[Begin Exercise data]

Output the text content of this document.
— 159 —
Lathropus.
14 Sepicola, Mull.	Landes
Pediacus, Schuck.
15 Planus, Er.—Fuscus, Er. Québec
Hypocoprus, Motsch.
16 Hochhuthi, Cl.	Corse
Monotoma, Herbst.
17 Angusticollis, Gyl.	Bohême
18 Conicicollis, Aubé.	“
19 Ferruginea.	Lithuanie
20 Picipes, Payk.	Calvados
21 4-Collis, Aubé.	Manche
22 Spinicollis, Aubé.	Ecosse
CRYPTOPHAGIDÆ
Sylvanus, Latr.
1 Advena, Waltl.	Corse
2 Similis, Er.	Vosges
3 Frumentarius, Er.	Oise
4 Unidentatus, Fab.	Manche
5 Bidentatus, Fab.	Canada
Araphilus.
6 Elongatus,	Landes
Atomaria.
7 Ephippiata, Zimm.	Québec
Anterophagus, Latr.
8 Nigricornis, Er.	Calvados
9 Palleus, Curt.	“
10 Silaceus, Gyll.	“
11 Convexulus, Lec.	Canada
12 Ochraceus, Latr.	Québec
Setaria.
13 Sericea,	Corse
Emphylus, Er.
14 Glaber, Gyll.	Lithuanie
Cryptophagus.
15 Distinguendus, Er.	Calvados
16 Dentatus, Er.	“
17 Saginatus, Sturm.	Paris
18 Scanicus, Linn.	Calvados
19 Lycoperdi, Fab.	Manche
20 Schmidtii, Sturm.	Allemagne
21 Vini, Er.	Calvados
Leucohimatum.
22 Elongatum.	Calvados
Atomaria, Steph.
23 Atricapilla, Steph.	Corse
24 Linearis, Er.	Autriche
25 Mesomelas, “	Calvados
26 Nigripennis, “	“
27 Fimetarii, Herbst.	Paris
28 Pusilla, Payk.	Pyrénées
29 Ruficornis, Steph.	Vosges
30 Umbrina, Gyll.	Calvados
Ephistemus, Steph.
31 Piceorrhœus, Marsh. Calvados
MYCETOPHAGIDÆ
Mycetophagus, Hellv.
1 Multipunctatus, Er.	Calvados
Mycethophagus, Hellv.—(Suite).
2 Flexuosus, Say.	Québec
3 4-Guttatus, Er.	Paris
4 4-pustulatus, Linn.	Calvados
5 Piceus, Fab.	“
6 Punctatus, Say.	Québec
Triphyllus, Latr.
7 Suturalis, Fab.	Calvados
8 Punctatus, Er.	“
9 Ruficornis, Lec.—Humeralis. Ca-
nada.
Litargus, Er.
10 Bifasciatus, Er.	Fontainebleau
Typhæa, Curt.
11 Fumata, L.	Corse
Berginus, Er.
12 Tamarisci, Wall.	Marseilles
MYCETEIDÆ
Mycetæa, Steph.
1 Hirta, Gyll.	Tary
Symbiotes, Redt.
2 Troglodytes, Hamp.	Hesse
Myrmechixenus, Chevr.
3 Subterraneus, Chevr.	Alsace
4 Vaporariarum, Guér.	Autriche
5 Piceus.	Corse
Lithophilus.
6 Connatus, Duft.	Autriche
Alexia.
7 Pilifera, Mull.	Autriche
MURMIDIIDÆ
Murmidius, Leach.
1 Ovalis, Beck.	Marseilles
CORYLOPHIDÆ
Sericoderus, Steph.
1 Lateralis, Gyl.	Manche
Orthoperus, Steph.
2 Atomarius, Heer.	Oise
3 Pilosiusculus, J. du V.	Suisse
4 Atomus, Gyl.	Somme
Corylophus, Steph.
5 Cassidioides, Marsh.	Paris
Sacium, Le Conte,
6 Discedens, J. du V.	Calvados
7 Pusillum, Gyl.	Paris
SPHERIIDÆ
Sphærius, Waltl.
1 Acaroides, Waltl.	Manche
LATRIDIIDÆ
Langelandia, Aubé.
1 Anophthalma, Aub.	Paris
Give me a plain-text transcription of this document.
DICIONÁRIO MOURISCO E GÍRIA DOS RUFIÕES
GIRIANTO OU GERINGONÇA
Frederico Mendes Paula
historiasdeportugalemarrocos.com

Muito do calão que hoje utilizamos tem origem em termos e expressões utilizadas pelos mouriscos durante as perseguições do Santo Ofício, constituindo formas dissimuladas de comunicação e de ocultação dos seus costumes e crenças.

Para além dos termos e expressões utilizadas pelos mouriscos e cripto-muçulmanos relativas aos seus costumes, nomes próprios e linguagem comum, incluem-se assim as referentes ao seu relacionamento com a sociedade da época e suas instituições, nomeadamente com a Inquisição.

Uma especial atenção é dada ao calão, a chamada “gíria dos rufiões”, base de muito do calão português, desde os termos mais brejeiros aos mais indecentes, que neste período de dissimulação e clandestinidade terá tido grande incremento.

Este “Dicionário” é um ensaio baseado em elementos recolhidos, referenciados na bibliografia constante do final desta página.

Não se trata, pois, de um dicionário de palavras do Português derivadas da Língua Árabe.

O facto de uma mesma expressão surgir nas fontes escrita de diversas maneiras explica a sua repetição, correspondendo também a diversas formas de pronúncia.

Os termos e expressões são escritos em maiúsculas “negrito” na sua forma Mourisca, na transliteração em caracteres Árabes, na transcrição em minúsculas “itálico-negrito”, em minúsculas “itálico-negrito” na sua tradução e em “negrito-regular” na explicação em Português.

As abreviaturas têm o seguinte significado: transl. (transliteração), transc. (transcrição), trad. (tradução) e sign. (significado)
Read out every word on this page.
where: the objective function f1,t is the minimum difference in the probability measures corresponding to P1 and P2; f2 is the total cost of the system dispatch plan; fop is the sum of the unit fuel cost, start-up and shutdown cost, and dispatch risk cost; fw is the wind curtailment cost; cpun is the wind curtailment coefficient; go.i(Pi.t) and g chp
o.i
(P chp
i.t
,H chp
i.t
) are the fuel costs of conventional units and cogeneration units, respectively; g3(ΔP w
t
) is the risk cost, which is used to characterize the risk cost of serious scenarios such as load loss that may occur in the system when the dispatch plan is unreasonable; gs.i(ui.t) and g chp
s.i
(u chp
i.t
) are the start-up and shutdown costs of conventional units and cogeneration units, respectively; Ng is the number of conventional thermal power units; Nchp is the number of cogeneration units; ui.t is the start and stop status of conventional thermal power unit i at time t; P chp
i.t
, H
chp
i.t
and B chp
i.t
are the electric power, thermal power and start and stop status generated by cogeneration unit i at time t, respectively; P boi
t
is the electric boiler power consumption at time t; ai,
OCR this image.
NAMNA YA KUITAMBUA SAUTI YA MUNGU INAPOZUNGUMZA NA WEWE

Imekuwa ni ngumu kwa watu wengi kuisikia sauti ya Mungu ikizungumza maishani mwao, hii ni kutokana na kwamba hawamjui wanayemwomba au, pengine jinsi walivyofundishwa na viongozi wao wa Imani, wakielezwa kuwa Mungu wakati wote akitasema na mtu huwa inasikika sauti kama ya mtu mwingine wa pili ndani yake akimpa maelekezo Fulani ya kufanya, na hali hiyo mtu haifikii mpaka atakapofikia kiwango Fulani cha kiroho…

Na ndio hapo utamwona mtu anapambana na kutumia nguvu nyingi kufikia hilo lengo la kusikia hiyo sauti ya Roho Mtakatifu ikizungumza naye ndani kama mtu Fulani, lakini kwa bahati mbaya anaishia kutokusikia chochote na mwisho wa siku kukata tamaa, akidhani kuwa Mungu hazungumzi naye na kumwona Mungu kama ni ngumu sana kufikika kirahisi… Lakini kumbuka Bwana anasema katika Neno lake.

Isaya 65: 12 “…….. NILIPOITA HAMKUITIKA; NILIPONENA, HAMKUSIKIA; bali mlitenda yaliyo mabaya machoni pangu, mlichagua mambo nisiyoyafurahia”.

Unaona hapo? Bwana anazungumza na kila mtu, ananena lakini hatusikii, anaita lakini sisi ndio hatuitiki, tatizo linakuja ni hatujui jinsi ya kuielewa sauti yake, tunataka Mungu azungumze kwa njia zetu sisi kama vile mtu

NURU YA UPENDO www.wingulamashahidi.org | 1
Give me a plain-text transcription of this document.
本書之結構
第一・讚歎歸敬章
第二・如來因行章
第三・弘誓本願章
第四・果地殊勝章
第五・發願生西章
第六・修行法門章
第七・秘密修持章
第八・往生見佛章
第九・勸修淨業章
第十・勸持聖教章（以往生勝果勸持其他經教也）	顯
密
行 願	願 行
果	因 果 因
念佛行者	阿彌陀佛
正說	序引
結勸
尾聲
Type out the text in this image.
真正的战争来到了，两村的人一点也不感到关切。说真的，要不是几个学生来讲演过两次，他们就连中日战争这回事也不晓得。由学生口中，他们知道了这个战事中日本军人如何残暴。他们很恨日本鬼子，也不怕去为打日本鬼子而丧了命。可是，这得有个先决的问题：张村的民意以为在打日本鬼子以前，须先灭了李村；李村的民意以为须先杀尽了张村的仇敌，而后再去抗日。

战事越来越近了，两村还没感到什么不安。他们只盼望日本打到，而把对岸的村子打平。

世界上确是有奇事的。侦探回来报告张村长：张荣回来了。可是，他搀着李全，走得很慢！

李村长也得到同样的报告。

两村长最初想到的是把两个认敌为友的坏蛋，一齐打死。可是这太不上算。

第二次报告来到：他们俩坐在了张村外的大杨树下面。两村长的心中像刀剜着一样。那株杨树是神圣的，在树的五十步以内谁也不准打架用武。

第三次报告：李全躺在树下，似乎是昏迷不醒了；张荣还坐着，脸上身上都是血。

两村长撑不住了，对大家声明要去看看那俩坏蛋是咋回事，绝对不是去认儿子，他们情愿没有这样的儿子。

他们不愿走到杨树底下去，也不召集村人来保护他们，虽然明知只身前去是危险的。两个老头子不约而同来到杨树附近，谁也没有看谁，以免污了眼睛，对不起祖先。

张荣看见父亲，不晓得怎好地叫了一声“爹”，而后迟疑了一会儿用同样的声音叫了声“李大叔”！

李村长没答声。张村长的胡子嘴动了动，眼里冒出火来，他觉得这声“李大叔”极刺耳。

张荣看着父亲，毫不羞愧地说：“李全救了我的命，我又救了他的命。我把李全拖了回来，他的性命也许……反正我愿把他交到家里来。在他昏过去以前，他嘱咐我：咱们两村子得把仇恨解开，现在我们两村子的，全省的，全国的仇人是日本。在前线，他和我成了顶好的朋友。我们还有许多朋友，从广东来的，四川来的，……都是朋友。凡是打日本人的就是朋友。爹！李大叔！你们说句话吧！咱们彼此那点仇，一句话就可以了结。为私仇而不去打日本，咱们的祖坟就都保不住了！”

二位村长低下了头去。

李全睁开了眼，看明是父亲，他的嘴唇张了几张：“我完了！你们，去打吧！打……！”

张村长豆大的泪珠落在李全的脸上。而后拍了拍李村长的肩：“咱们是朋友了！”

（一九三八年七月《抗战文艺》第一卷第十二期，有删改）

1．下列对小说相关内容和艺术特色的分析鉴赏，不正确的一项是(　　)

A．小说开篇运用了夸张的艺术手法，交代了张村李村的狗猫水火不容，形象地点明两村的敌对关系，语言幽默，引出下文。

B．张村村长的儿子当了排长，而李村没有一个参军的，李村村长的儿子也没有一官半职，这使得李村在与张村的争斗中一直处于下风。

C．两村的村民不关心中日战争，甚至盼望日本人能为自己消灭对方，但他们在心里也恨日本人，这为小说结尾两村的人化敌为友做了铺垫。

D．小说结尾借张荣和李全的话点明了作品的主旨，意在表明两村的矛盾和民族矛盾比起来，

[End Exercise data]

## Request
Take every line from the data that contains the word "Autriche".

## Right answer
24 Linearis, Er.	Autriche
4 Vaporariarum, Guér.	Autriche
6 Connatus, Duft.	Autriche
7 Pilifera, Mull.	Autriche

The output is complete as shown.